## Set exercise
Pick out each line in these entries that contains the string "right".

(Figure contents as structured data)
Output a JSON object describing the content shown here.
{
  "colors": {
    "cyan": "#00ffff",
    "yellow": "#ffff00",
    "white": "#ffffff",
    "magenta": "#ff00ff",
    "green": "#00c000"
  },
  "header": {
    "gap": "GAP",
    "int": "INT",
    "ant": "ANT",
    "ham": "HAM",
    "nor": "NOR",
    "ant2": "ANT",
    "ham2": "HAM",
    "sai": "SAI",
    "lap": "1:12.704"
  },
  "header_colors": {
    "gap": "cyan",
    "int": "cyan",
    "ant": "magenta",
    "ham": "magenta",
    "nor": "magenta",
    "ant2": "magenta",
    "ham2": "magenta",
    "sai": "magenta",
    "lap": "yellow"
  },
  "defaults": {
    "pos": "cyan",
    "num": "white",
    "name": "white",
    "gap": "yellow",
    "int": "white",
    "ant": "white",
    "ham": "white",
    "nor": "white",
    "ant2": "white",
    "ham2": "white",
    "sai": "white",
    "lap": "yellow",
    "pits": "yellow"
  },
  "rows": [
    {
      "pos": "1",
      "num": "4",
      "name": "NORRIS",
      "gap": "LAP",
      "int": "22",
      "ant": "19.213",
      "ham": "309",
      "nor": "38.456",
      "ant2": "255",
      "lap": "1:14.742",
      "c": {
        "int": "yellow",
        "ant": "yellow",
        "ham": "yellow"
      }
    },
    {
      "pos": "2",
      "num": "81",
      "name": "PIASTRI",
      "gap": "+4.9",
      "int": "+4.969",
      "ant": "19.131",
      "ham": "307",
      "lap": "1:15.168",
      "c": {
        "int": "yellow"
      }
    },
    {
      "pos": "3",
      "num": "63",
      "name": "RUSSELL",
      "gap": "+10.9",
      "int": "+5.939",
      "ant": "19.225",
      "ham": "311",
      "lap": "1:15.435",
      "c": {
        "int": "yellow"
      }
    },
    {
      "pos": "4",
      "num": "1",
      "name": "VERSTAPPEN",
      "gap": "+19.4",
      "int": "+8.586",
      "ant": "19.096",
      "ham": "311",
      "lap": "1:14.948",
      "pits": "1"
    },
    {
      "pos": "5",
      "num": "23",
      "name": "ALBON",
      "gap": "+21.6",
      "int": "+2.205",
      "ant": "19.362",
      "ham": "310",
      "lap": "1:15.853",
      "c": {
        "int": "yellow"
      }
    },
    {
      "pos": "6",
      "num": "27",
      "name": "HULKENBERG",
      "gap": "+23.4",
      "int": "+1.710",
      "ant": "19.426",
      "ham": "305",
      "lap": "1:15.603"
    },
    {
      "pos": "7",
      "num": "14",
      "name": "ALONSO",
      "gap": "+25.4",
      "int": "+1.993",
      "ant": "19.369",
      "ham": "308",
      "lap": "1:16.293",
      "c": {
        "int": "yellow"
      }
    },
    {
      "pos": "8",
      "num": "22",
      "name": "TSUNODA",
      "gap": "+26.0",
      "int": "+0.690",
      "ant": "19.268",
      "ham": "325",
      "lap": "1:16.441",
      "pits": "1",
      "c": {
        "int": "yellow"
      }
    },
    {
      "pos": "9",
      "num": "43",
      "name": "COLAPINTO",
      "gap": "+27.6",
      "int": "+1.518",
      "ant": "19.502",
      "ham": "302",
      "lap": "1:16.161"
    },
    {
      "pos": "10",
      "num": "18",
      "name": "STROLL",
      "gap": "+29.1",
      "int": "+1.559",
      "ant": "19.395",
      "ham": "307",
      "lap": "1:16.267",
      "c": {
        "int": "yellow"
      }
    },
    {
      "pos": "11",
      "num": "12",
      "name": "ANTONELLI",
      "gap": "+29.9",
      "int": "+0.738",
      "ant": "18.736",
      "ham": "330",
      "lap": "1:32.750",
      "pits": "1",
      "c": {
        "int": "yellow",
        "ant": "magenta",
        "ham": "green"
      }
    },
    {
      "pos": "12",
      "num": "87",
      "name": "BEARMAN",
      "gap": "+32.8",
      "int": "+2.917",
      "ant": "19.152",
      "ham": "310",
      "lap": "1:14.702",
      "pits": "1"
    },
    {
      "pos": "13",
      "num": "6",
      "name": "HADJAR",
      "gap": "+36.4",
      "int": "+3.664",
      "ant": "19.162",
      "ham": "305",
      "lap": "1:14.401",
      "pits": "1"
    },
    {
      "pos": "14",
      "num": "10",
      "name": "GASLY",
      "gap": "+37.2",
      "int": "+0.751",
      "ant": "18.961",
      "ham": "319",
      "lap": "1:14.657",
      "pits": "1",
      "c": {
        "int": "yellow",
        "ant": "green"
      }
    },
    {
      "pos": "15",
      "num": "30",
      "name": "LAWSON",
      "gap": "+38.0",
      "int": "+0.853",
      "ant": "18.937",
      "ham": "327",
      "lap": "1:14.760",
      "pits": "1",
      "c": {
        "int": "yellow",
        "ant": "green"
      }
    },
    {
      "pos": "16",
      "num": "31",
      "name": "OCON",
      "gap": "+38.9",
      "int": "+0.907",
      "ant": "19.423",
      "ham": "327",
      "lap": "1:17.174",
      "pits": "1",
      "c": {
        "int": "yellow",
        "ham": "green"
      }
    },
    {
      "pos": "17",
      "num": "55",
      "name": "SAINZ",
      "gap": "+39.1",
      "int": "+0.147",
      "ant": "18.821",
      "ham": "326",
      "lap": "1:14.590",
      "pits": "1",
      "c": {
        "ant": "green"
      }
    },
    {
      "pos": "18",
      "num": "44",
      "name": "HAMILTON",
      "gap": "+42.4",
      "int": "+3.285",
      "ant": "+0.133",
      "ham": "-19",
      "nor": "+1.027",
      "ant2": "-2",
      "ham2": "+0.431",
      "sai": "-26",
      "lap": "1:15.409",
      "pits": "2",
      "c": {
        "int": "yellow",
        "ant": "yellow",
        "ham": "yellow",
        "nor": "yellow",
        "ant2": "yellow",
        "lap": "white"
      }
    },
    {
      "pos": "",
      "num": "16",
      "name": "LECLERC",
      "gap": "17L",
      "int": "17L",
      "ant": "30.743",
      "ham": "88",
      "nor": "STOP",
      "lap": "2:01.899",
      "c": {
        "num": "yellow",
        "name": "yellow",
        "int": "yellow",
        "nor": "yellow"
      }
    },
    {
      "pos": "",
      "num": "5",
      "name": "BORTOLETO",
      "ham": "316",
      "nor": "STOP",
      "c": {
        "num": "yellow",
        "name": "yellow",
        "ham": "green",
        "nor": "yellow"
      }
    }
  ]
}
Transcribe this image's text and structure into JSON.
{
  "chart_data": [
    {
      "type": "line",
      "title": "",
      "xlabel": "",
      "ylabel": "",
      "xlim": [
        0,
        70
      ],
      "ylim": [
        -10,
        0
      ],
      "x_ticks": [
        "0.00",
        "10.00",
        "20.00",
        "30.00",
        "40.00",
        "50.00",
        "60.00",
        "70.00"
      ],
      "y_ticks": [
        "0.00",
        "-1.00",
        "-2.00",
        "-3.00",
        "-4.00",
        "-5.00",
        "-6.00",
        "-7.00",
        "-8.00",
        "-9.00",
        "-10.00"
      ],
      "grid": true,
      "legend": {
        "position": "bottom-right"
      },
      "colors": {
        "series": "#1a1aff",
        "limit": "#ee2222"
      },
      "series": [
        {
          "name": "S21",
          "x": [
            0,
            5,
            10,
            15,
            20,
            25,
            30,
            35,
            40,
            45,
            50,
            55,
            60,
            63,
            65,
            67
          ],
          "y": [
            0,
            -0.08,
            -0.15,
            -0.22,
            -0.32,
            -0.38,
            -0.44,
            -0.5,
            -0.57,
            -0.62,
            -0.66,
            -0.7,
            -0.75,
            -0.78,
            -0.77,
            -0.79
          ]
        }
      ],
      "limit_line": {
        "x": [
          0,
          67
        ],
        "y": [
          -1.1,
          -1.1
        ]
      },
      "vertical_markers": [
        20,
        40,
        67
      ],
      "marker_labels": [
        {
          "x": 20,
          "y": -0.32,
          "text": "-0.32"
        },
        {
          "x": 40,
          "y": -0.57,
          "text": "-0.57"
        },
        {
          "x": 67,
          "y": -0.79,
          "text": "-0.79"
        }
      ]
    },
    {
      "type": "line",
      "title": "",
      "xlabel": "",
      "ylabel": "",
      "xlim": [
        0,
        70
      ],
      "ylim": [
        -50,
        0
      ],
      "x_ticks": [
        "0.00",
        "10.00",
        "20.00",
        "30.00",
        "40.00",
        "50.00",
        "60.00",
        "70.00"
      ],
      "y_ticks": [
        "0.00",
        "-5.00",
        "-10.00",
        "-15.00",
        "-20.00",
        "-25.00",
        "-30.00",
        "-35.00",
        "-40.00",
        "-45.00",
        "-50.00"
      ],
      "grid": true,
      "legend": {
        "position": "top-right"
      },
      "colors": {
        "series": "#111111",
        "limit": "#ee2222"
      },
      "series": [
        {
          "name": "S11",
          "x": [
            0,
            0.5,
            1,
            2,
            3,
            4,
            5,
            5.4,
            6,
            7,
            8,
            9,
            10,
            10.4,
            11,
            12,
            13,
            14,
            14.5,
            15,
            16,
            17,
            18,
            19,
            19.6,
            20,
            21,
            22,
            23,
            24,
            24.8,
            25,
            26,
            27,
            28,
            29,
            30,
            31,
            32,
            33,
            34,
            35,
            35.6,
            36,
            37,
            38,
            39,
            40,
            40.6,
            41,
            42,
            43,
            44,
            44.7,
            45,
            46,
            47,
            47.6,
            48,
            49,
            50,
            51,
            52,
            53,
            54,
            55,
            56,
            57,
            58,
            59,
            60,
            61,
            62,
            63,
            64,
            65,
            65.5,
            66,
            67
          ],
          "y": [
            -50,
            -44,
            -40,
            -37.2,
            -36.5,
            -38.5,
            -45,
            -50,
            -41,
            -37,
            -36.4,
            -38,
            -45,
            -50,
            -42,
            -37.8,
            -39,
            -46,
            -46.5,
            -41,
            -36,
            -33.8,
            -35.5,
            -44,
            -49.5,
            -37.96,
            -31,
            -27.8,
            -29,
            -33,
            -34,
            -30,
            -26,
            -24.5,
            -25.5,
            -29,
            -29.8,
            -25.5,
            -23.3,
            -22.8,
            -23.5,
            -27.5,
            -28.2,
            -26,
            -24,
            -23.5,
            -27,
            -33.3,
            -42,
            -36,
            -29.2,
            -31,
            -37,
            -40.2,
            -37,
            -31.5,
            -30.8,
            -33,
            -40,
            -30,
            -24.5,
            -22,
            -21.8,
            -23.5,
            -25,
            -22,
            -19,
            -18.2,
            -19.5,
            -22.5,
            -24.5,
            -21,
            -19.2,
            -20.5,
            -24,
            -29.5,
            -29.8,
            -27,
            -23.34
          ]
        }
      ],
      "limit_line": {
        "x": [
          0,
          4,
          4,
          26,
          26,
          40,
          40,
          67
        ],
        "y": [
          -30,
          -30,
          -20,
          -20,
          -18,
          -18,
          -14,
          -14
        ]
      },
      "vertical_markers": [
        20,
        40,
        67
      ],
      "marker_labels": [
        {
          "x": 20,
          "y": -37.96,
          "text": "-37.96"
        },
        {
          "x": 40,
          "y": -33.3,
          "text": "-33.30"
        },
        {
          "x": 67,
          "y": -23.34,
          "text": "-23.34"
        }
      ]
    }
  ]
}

## Written reply
        "position": "bottom-right"
        "position": "top-right"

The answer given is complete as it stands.